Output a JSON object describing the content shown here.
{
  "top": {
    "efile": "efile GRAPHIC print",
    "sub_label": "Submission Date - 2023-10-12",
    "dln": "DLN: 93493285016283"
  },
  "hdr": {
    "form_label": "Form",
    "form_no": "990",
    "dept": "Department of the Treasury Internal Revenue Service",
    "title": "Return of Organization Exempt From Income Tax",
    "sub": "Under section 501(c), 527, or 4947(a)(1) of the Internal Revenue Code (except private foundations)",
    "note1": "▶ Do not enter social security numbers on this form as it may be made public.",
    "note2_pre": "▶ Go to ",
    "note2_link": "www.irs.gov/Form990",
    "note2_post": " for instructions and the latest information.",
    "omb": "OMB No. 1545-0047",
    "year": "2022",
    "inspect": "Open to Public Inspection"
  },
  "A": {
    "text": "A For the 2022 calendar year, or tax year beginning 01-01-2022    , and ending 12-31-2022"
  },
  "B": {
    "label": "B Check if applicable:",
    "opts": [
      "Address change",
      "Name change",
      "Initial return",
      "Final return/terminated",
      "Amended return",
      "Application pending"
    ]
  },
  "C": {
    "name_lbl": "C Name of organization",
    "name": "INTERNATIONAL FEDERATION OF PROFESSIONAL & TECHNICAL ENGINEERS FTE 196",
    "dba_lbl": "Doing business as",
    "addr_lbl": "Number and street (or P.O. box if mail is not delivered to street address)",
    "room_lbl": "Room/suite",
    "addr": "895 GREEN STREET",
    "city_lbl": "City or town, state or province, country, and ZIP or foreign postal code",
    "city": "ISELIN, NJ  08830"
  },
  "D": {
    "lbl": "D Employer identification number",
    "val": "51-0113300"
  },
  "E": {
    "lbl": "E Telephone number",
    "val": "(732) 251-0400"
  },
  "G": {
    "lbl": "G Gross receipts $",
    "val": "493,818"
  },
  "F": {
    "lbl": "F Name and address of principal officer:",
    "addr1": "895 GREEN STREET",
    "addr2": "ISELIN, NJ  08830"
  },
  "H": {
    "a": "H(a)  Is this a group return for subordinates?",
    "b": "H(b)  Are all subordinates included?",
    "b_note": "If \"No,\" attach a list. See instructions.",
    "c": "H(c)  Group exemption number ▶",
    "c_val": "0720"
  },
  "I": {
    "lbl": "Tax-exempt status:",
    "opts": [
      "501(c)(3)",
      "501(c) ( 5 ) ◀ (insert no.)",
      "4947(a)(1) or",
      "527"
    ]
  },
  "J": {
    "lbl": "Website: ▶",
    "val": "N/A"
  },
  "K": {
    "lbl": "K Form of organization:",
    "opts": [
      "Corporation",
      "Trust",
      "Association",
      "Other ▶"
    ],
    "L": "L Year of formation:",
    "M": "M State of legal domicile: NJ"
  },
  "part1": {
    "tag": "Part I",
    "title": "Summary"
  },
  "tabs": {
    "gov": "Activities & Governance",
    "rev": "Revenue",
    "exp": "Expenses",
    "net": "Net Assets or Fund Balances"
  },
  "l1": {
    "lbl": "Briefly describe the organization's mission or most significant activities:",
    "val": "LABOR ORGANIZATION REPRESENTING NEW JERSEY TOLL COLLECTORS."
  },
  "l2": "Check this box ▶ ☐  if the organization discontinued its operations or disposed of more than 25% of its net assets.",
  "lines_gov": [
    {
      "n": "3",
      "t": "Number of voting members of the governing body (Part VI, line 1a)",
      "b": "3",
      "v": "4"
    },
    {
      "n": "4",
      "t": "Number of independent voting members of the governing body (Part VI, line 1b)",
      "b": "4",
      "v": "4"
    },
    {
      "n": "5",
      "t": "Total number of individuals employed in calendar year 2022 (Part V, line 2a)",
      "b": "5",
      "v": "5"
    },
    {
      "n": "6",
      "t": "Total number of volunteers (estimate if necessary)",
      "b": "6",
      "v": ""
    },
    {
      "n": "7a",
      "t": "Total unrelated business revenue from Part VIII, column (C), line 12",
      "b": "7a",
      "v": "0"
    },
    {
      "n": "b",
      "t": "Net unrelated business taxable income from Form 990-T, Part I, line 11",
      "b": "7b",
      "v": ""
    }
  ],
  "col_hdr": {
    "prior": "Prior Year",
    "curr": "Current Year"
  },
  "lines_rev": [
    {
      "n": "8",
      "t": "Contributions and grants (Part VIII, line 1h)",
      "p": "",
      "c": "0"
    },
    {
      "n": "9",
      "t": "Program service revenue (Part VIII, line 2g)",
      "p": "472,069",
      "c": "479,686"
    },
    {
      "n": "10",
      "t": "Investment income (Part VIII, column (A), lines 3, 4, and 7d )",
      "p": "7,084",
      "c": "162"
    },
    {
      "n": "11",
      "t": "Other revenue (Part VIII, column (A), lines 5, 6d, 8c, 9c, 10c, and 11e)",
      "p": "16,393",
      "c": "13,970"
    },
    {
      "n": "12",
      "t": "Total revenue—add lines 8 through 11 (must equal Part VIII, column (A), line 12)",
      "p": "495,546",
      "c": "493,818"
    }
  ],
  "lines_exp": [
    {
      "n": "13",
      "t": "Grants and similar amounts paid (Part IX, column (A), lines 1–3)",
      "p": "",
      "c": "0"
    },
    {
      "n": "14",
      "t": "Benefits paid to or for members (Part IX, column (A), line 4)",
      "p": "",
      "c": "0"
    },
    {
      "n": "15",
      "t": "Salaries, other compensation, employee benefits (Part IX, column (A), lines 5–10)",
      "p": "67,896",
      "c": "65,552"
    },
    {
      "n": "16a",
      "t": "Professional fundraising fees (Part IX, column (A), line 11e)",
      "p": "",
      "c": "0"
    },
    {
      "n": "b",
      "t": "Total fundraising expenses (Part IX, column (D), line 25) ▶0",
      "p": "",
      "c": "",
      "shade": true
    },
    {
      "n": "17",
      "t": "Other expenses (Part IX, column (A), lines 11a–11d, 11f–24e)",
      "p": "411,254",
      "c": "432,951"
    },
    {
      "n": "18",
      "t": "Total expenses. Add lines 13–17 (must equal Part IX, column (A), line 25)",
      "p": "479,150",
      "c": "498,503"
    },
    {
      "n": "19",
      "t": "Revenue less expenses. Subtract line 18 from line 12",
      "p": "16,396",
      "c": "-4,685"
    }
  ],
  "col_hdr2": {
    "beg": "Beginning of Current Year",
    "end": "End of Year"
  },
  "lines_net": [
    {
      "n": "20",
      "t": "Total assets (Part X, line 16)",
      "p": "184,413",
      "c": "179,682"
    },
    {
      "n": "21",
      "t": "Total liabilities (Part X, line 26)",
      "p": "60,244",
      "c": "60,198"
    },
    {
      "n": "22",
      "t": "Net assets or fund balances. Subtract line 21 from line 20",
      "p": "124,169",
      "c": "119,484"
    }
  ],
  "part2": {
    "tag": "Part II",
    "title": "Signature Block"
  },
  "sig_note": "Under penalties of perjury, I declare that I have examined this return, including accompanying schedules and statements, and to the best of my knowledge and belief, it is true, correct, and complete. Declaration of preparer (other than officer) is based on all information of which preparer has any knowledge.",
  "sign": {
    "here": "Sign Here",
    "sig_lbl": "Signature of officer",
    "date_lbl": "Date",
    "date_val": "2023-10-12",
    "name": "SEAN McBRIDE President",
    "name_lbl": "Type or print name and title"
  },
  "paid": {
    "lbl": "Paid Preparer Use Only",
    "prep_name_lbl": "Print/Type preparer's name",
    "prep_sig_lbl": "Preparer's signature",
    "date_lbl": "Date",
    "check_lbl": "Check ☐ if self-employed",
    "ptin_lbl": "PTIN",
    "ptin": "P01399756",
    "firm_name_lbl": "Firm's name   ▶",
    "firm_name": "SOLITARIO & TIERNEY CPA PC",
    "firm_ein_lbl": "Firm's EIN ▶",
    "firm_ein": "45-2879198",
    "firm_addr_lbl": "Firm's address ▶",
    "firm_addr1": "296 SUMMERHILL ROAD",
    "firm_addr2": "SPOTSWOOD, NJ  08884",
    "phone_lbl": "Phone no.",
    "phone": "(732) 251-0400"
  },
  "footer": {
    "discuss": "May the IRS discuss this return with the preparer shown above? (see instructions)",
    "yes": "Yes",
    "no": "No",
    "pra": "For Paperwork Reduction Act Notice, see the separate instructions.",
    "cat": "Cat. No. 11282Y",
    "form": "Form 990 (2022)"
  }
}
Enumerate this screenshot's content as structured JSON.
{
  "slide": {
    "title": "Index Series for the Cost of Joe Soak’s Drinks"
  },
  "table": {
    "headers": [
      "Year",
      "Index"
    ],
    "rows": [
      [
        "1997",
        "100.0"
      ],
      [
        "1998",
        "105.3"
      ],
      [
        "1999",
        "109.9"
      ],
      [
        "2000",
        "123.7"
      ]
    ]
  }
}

■ STATED GOAL ■
The lines to quote run from the one containing "Enumerate this screenshot's" through the final line of the material above; please give them exactly, both ends included, and nothing else.

■ EXERCISE SOLUTION ■
Enumerate this screenshot's content as structured JSON.
{
  "slide": {
    "title": "Index Series for the Cost of Joe Soak’s Drinks"
  },
  "table": {
    "headers": [
      "Year",
      "Index"
    ],
    "rows": [
      [
        "1997",
        "100.0"
      ],
      [
        "1998",
        "105.3"
      ],
      [
        "1999",
        "109.9"
      ],
      [
        "2000",
        "123.7"
      ]
    ]
  }
}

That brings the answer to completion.